[start]

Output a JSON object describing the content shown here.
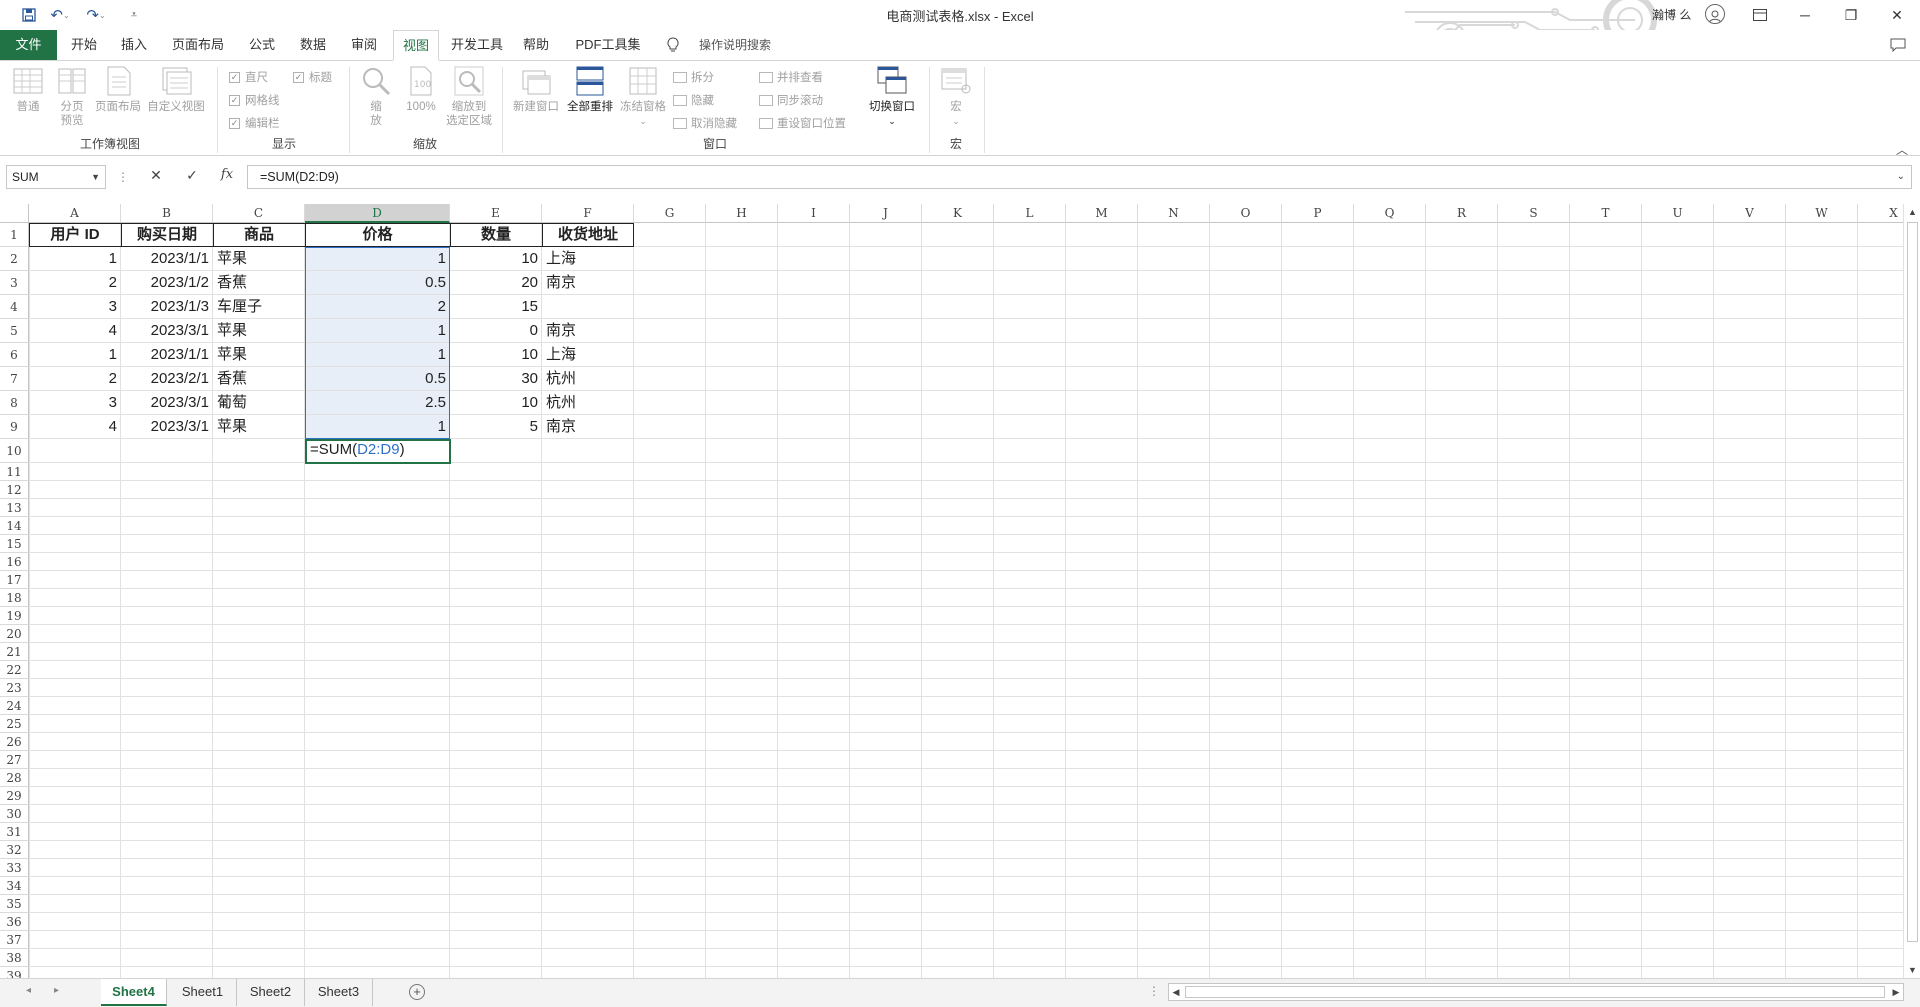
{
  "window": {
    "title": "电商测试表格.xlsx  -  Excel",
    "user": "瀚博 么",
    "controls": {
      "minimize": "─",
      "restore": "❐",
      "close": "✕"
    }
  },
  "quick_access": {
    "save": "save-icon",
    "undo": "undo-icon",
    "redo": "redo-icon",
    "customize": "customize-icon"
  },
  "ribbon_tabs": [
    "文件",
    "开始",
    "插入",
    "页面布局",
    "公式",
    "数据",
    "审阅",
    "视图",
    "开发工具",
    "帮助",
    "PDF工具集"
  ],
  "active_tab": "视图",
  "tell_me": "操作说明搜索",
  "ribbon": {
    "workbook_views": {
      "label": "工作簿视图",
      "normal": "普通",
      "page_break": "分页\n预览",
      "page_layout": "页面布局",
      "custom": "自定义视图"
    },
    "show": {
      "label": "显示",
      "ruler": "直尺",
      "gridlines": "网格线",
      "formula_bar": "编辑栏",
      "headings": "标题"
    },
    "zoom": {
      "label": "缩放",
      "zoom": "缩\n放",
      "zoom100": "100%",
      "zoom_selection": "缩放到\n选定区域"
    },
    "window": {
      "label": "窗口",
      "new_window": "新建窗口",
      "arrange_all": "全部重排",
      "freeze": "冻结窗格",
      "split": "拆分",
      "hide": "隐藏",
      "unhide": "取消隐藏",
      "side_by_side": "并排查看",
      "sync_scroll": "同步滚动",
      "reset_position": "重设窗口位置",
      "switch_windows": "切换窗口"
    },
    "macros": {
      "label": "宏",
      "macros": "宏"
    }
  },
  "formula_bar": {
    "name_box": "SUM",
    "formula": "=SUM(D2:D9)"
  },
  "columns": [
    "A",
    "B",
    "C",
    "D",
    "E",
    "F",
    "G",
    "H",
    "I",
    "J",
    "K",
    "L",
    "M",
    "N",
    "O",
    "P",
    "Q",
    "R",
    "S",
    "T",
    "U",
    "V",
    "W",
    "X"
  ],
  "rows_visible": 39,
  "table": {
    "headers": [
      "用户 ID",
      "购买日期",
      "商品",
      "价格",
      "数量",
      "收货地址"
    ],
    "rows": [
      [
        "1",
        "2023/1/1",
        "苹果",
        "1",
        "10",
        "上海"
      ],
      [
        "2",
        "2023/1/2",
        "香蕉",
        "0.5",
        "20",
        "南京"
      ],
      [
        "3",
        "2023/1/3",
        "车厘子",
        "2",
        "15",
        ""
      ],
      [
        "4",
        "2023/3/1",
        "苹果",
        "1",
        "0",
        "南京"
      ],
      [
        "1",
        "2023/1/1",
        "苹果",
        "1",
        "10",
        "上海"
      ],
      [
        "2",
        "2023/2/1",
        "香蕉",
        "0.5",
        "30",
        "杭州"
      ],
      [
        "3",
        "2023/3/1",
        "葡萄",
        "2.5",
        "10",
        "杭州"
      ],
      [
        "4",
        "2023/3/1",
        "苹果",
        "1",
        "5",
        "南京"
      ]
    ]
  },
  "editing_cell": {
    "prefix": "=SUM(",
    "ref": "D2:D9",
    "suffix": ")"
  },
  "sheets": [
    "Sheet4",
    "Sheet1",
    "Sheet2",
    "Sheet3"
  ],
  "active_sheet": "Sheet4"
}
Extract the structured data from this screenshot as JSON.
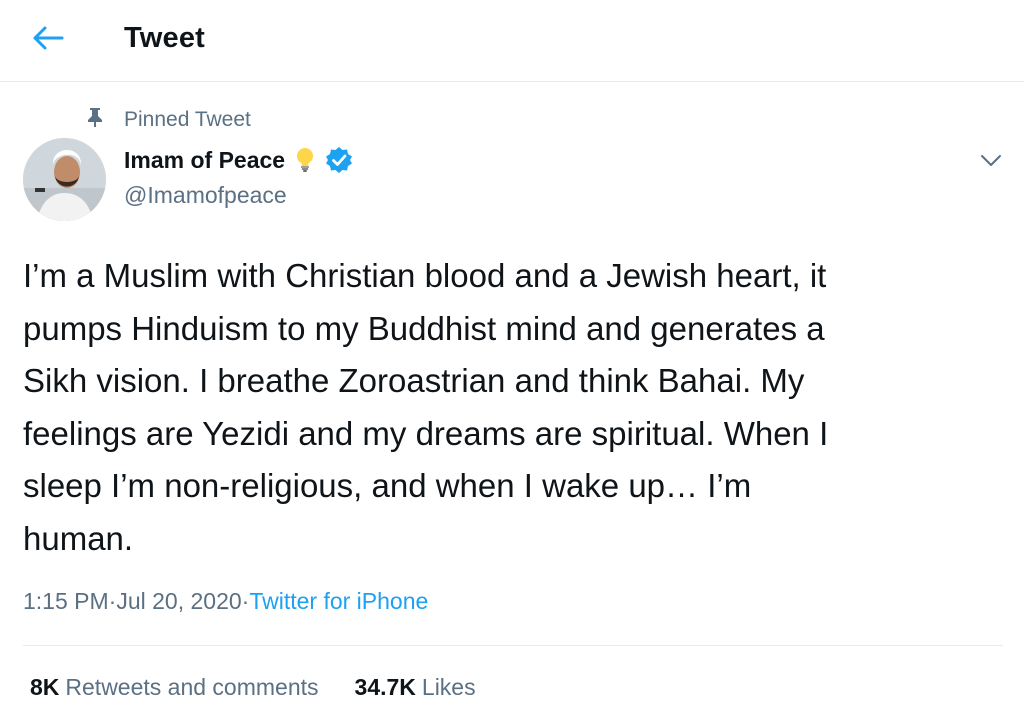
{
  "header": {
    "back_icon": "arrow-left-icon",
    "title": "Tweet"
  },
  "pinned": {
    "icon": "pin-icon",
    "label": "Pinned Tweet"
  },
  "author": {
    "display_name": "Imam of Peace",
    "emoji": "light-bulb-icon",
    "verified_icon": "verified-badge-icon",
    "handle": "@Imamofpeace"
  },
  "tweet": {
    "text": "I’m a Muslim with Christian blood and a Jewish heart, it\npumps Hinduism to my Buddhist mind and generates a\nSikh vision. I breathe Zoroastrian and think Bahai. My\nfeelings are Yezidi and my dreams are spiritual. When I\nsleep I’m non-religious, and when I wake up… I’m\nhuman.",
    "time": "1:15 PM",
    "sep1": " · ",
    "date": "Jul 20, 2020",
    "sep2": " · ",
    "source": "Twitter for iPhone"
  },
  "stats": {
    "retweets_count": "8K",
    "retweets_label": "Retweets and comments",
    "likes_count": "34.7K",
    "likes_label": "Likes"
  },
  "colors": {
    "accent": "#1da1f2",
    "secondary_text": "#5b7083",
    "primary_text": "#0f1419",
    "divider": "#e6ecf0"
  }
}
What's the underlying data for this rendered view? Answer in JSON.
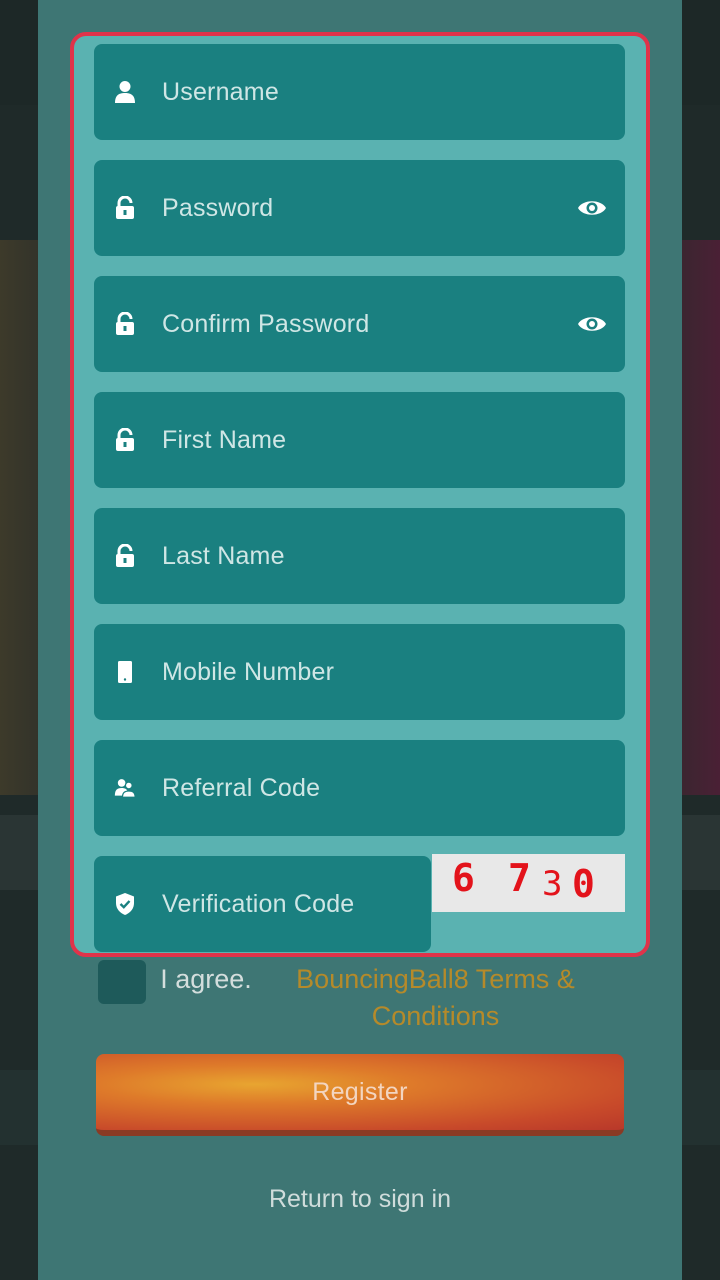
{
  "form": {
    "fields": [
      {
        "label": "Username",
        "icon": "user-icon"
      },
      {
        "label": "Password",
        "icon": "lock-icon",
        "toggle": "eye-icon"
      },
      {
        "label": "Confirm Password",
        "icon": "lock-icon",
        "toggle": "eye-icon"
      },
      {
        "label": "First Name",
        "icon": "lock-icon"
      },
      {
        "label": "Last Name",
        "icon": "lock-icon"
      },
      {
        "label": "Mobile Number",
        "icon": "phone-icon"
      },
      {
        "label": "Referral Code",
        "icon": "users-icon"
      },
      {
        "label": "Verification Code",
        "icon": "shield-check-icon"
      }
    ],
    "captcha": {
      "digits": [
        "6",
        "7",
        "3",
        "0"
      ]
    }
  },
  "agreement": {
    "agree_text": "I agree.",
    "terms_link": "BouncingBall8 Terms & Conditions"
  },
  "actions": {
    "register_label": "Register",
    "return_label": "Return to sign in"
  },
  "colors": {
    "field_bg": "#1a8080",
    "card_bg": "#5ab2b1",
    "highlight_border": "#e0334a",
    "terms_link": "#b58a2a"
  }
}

[end]

Repeat the entries exactly and keep the pictures out of the copy.

ANSWER TO THIS PROBLEM »
Output a JSON object describing the content shown here.
{
  "window": {
    "title": "电商测试表格.xlsx  -  Excel",
    "user": "瀚博 么",
    "controls": {
      "minimize": "─",
      "restore": "❐",
      "close": "✕"
    }
  },
  "quick_access": {
    "save": "save-icon",
    "undo": "undo-icon",
    "redo": "redo-icon",
    "customize": "customize-icon"
  },
  "ribbon_tabs": [
    "文件",
    "开始",
    "插入",
    "页面布局",
    "公式",
    "数据",
    "审阅",
    "视图",
    "开发工具",
    "帮助",
    "PDF工具集"
  ],
  "active_tab": "视图",
  "tell_me": "操作说明搜索",
  "ribbon": {
    "workbook_views": {
      "label": "工作簿视图",
      "normal": "普通",
      "page_break": "分页\n预览",
      "page_layout": "页面布局",
      "custom": "自定义视图"
    },
    "show": {
      "label": "显示",
      "ruler": "直尺",
      "gridlines": "网格线",
      "formula_bar": "编辑栏",
      "headings": "标题"
    },
    "zoom": {
      "label": "缩放",
      "zoom": "缩\n放",
      "zoom100": "100%",
      "zoom_selection": "缩放到\n选定区域"
    },
    "window": {
      "label": "窗口",
      "new_window": "新建窗口",
      "arrange_all": "全部重排",
      "freeze": "冻结窗格",
      "split": "拆分",
      "hide": "隐藏",
      "unhide": "取消隐藏",
      "side_by_side": "并排查看",
      "sync_scroll": "同步滚动",
      "reset_position": "重设窗口位置",
      "switch_windows": "切换窗口"
    },
    "macros": {
      "label": "宏",
      "macros": "宏"
    }
  },
  "formula_bar": {
    "name_box": "SUM",
    "formula": "=SUM(D2:D9)"
  },
  "columns": [
    "A",
    "B",
    "C",
    "D",
    "E",
    "F",
    "G",
    "H",
    "I",
    "J",
    "K",
    "L",
    "M",
    "N",
    "O",
    "P",
    "Q",
    "R",
    "S",
    "T",
    "U",
    "V",
    "W",
    "X"
  ],
  "rows_visible": 39,
  "table": {
    "headers": [
      "用户 ID",
      "购买日期",
      "商品",
      "价格",
      "数量",
      "收货地址"
    ],
    "rows": [
      [
        "1",
        "2023/1/1",
        "苹果",
        "1",
        "10",
        "上海"
      ],
      [
        "2",
        "2023/1/2",
        "香蕉",
        "0.5",
        "20",
        "南京"
      ],
      [
        "3",
        "2023/1/3",
        "车厘子",
        "2",
        "15",
        ""
      ],
      [
        "4",
        "2023/3/1",
        "苹果",
        "1",
        "0",
        "南京"
      ],
      [
        "1",
        "2023/1/1",
        "苹果",
        "1",
        "10",
        "上海"
      ],
      [
        "2",
        "2023/2/1",
        "香蕉",
        "0.5",
        "30",
        "杭州"
      ],
      [
        "3",
        "2023/3/1",
        "葡萄",
        "2.5",
        "10",
        "杭州"
      ],
      [
        "4",
        "2023/3/1",
        "苹果",
        "1",
        "5",
        "南京"
      ]
    ]
  },
  "editing_cell": {
    "prefix": "=SUM(",
    "ref": "D2:D9",
    "suffix": ")"
  },
  "sheets": [
    "Sheet4",
    "Sheet1",
    "Sheet2",
    "Sheet3"
  ],
  "active_sheet": "Sheet4"
}
Extract the structured data from this screenshot as JSON.
{
  "header": {
    "back_icon": "arrow-left-icon",
    "title": "Tweet"
  },
  "pinned": {
    "icon": "pin-icon",
    "label": "Pinned Tweet"
  },
  "author": {
    "display_name": "Imam of Peace",
    "emoji": "light-bulb-icon",
    "verified_icon": "verified-badge-icon",
    "handle": "@Imamofpeace"
  },
  "tweet": {
    "text": "I’m a Muslim with Christian blood and a Jewish heart, it\npumps Hinduism to my Buddhist mind and generates a\nSikh vision. I breathe Zoroastrian and think Bahai. My\nfeelings are Yezidi and my dreams are spiritual. When I\nsleep I’m non-religious, and when I wake up… I’m\nhuman.",
    "time": "1:15 PM",
    "sep1": " · ",
    "date": "Jul 20, 2020",
    "sep2": " · ",
    "source": "Twitter for iPhone"
  },
  "stats": {
    "retweets_count": "8K",
    "retweets_label": "Retweets and comments",
    "likes_count": "34.7K",
    "likes_label": "Likes"
  },
  "colors": {
    "accent": "#1da1f2",
    "secondary_text": "#5b7083",
    "primary_text": "#0f1419",
    "divider": "#e6ecf0"
  }
}
What's the underlying data for this rendered view? Answer in JSON.
{
  "form": {
    "fields": [
      {
        "label": "Username",
        "icon": "user-icon"
      },
      {
        "label": "Password",
        "icon": "lock-icon",
        "toggle": "eye-icon"
      },
      {
        "label": "Confirm Password",
        "icon": "lock-icon",
        "toggle": "eye-icon"
      },
      {
        "label": "First Name",
        "icon": "lock-icon"
      },
      {
        "label": "Last Name",
        "icon": "lock-icon"
      },
      {
        "label": "Mobile Number",
        "icon": "phone-icon"
      },
      {
        "label": "Referral Code",
        "icon": "users-icon"
      },
      {
        "label": "Verification Code",
        "icon": "shield-check-icon"
      }
    ],
    "captcha": {
      "digits": [
        "6",
        "7",
        "3",
        "0"
      ]
    }
  },
  "agreement": {
    "agree_text": "I agree.",
    "terms_link": "BouncingBall8 Terms & Conditions"
  },
  "actions": {
    "register_label": "Register",
    "return_label": "Return to sign in"
  },
  "colors": {
    "field_bg": "#1a8080",
    "card_bg": "#5ab2b1",
    "highlight_border": "#e0334a",
    "terms_link": "#b58a2a"
  }
}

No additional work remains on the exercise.